:: CHALLENGE ::
All of the data should be output character for character, except the pictures.

** start DATA ENTRIES **

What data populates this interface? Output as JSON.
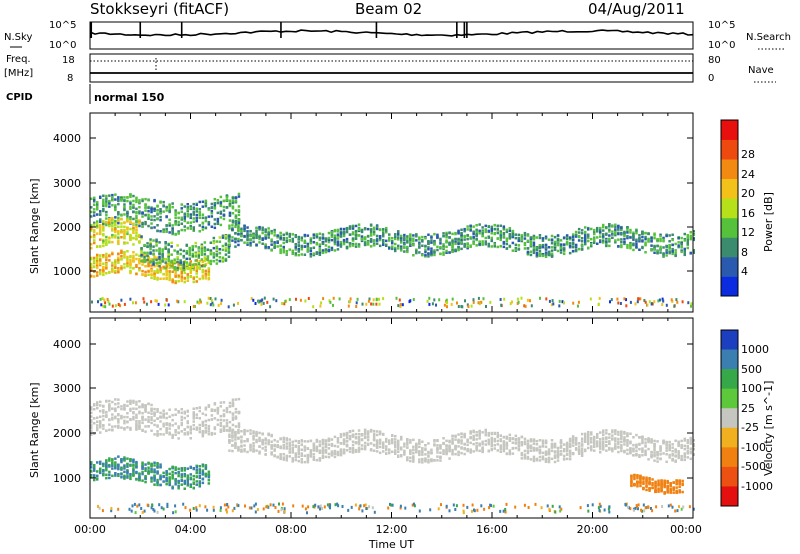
{
  "header": {
    "title": "Stokkseyri (fitACF)",
    "beam": "Beam 02",
    "date": "04/Aug/2011"
  },
  "top_panels": {
    "nsky_label": "N.Sky",
    "nsky_ticks": [
      "10^5",
      "10^0"
    ],
    "nsearch_label": "N.Search",
    "nsearch_ticks": [
      "10^5",
      "10^0"
    ],
    "freq_label_1": "Freq.",
    "freq_label_2": "[MHz]",
    "freq_ticks": [
      "18",
      "8"
    ],
    "nave_label": "Nave",
    "nave_ticks": [
      "80",
      "0"
    ],
    "cpid_label": "CPID",
    "cpid_text": "normal 150"
  },
  "chart_data": [
    {
      "type": "heatmap",
      "name": "power",
      "ylabel": "Slant Range [km]",
      "yticks": [
        "1000",
        "2000",
        "3000",
        "4000"
      ],
      "ylim": [
        0,
        4500
      ],
      "xlim_hours": [
        0,
        24
      ],
      "colorbar_label": "Power [dB]",
      "colorbar_ticks": [
        "4",
        "8",
        "12",
        "16",
        "20",
        "24",
        "28"
      ],
      "colorbar_colors": [
        "#0a2be0",
        "#2a5ab0",
        "#3b8c6e",
        "#56c23c",
        "#b5e01a",
        "#f2c21a",
        "#f28a12",
        "#ee4a10",
        "#e8100e"
      ],
      "bands": [
        {
          "t0": 0.0,
          "t1": 5.9,
          "r_center": 2200,
          "r_width": 350,
          "power": 9
        },
        {
          "t0": 0.0,
          "t1": 4.8,
          "r_center": 1000,
          "r_width": 250,
          "power": 20
        },
        {
          "t0": 0.0,
          "t1": 2.0,
          "r_center": 1700,
          "r_width": 300,
          "power": 18
        },
        {
          "t0": 2.0,
          "t1": 5.5,
          "r_center": 1350,
          "r_width": 300,
          "power": 10
        },
        {
          "t0": 5.5,
          "t1": 24.0,
          "r_center": 1600,
          "r_width": 250,
          "power": 9
        }
      ]
    },
    {
      "type": "heatmap",
      "name": "velocity",
      "ylabel": "Slant Range [km]",
      "yticks": [
        "1000",
        "2000",
        "3000",
        "4000"
      ],
      "ylim": [
        0,
        4500
      ],
      "xlim_hours": [
        0,
        24
      ],
      "xticks": [
        "00:00",
        "04:00",
        "08:00",
        "12:00",
        "16:00",
        "20:00",
        "00:00"
      ],
      "xlabel": "Time UT",
      "colorbar_label": "Velocity [m s^-1]",
      "colorbar_ticks": [
        "1000",
        "500",
        "100",
        "25",
        "-25",
        "-100",
        "-500",
        "-1000"
      ],
      "colorbar_colors": [
        "#1b3fbf",
        "#3a7fb0",
        "#36a84a",
        "#5cc83a",
        "#c6c6c0",
        "#f0b020",
        "#f08010",
        "#ec5012",
        "#e41010"
      ],
      "bands": [
        {
          "t0": 0.0,
          "t1": 5.9,
          "r_center": 2200,
          "r_width": 350,
          "velocity": 0
        },
        {
          "t0": 0.0,
          "t1": 4.8,
          "r_center": 1000,
          "r_width": 250,
          "velocity": 100
        },
        {
          "t0": 5.5,
          "t1": 24.0,
          "r_center": 1600,
          "r_width": 250,
          "velocity": 0
        },
        {
          "t0": 21.5,
          "t1": 23.6,
          "r_center": 800,
          "r_width": 150,
          "velocity": -200
        }
      ]
    }
  ]
}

** end DATA ENTRIES **

:: SOLUTION TO THIS EXERCISE ::
What data populates this interface? Output as JSON.
{
  "header": {
    "title": "Stokkseyri (fitACF)",
    "beam": "Beam 02",
    "date": "04/Aug/2011"
  },
  "top_panels": {
    "nsky_label": "N.Sky",
    "nsky_ticks": [
      "10^5",
      "10^0"
    ],
    "nsearch_label": "N.Search",
    "nsearch_ticks": [
      "10^5",
      "10^0"
    ],
    "freq_label_1": "Freq.",
    "freq_label_2": "[MHz]",
    "freq_ticks": [
      "18",
      "8"
    ],
    "nave_label": "Nave",
    "nave_ticks": [
      "80",
      "0"
    ],
    "cpid_label": "CPID",
    "cpid_text": "normal 150"
  },
  "chart_data": [
    {
      "type": "heatmap",
      "name": "power",
      "ylabel": "Slant Range [km]",
      "yticks": [
        "1000",
        "2000",
        "3000",
        "4000"
      ],
      "ylim": [
        0,
        4500
      ],
      "xlim_hours": [
        0,
        24
      ],
      "colorbar_label": "Power [dB]",
      "colorbar_ticks": [
        "4",
        "8",
        "12",
        "16",
        "20",
        "24",
        "28"
      ],
      "colorbar_colors": [
        "#0a2be0",
        "#2a5ab0",
        "#3b8c6e",
        "#56c23c",
        "#b5e01a",
        "#f2c21a",
        "#f28a12",
        "#ee4a10",
        "#e8100e"
      ],
      "bands": [
        {
          "t0": 0.0,
          "t1": 5.9,
          "r_center": 2200,
          "r_width": 350,
          "power": 9
        },
        {
          "t0": 0.0,
          "t1": 4.8,
          "r_center": 1000,
          "r_width": 250,
          "power": 20
        },
        {
          "t0": 0.0,
          "t1": 2.0,
          "r_center": 1700,
          "r_width": 300,
          "power": 18
        },
        {
          "t0": 2.0,
          "t1": 5.5,
          "r_center": 1350,
          "r_width": 300,
          "power": 10
        },
        {
          "t0": 5.5,
          "t1": 24.0,
          "r_center": 1600,
          "r_width": 250,
          "power": 9
        }
      ]
    },
    {
      "type": "heatmap",
      "name": "velocity",
      "ylabel": "Slant Range [km]",
      "yticks": [
        "1000",
        "2000",
        "3000",
        "4000"
      ],
      "ylim": [
        0,
        4500
      ],
      "xlim_hours": [
        0,
        24
      ],
      "xticks": [
        "00:00",
        "04:00",
        "08:00",
        "12:00",
        "16:00",
        "20:00",
        "00:00"
      ],
      "xlabel": "Time UT",
      "colorbar_label": "Velocity [m s^-1]",
      "colorbar_ticks": [
        "1000",
        "500",
        "100",
        "25",
        "-25",
        "-100",
        "-500",
        "-1000"
      ],
      "colorbar_colors": [
        "#1b3fbf",
        "#3a7fb0",
        "#36a84a",
        "#5cc83a",
        "#c6c6c0",
        "#f0b020",
        "#f08010",
        "#ec5012",
        "#e41010"
      ],
      "bands": [
        {
          "t0": 0.0,
          "t1": 5.9,
          "r_center": 2200,
          "r_width": 350,
          "velocity": 0
        },
        {
          "t0": 0.0,
          "t1": 4.8,
          "r_center": 1000,
          "r_width": 250,
          "velocity": 100
        },
        {
          "t0": 5.5,
          "t1": 24.0,
          "r_center": 1600,
          "r_width": 250,
          "velocity": 0
        },
        {
          "t0": 21.5,
          "t1": 23.6,
          "r_center": 800,
          "r_width": 150,
          "velocity": -200
        }
      ]
    }
  ]
}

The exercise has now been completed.